*Your objective*
From the entries below, list each line with "médico".

======== Working data

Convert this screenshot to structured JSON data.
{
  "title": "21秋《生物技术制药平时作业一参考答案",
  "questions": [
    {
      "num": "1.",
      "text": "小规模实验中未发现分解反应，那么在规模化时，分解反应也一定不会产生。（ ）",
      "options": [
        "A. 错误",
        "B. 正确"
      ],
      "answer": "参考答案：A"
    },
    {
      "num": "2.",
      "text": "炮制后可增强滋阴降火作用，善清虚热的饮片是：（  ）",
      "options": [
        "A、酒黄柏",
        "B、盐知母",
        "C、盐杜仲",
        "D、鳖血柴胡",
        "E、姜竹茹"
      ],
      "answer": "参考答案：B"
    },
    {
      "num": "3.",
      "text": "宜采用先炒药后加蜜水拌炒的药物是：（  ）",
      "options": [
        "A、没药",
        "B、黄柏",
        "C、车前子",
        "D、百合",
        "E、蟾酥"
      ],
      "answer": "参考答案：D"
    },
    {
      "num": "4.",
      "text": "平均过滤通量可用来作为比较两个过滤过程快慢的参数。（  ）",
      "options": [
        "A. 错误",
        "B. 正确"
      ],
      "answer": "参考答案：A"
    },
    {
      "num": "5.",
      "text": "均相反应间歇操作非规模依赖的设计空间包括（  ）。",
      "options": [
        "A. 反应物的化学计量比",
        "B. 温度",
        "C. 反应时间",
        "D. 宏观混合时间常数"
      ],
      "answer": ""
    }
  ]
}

================
======== Working data

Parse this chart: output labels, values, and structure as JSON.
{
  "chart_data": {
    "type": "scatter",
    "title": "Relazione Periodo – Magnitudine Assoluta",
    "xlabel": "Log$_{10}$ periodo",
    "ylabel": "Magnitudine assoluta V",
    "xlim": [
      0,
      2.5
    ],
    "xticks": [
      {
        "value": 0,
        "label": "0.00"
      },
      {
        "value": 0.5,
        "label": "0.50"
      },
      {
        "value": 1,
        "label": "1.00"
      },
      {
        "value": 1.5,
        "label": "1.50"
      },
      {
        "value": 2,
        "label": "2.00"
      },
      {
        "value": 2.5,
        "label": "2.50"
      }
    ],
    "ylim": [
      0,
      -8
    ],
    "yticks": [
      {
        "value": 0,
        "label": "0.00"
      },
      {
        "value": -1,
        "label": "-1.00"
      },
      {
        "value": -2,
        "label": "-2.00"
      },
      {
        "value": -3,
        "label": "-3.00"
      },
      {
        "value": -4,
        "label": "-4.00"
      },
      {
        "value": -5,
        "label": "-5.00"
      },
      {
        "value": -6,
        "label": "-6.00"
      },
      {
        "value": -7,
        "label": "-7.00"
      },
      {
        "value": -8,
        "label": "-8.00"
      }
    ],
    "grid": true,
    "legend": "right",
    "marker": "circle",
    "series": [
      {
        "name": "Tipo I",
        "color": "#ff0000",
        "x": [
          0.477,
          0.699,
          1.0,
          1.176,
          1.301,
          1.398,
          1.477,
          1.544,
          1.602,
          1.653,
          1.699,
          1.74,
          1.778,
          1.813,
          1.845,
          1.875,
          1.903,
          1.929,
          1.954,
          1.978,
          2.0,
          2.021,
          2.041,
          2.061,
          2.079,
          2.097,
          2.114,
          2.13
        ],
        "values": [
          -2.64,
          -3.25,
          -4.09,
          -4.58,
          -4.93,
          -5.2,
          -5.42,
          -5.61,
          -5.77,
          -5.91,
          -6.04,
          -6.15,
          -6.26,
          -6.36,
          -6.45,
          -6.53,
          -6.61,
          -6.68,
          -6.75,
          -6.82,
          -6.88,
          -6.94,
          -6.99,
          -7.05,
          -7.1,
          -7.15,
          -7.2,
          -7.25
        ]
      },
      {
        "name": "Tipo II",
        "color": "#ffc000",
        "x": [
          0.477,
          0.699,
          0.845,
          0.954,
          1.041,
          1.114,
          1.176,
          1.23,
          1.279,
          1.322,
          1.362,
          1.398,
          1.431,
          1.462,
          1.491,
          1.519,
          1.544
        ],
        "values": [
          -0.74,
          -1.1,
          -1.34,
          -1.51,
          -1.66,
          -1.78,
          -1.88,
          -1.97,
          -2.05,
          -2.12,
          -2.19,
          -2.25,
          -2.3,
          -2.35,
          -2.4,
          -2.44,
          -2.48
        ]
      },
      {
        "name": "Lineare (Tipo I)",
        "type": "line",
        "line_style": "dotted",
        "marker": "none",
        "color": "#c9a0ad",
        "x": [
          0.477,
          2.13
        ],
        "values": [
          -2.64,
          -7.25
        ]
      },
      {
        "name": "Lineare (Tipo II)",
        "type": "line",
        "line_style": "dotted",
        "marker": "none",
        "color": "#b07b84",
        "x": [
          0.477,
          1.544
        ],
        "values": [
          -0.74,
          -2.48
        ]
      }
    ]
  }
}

================
======== Working data

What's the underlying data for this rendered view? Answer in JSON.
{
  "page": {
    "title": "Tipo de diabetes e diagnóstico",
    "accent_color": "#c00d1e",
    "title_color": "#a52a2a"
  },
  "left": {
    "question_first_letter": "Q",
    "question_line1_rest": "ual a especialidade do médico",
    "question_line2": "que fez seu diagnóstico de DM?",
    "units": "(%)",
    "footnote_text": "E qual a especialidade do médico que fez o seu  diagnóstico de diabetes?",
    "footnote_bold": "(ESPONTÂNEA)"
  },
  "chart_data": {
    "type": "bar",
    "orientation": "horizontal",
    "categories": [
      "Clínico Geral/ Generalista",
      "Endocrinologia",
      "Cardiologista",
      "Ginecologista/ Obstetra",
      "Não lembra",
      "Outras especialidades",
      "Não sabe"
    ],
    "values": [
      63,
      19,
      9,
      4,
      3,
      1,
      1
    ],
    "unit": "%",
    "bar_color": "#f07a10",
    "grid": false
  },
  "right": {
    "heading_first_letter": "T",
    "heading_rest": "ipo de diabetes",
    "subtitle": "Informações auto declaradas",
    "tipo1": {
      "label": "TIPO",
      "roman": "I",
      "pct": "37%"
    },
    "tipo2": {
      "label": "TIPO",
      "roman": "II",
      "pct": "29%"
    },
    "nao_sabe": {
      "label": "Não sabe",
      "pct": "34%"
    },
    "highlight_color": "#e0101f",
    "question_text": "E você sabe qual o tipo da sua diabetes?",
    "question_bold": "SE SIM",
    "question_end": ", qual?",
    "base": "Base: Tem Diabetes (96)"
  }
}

================

*Final result*
    "question_line1_rest": "ual a especialidade do médico",
    "footnote_text": "E qual a especialidade do médico que fez o seu  diagnóstico de diabetes?",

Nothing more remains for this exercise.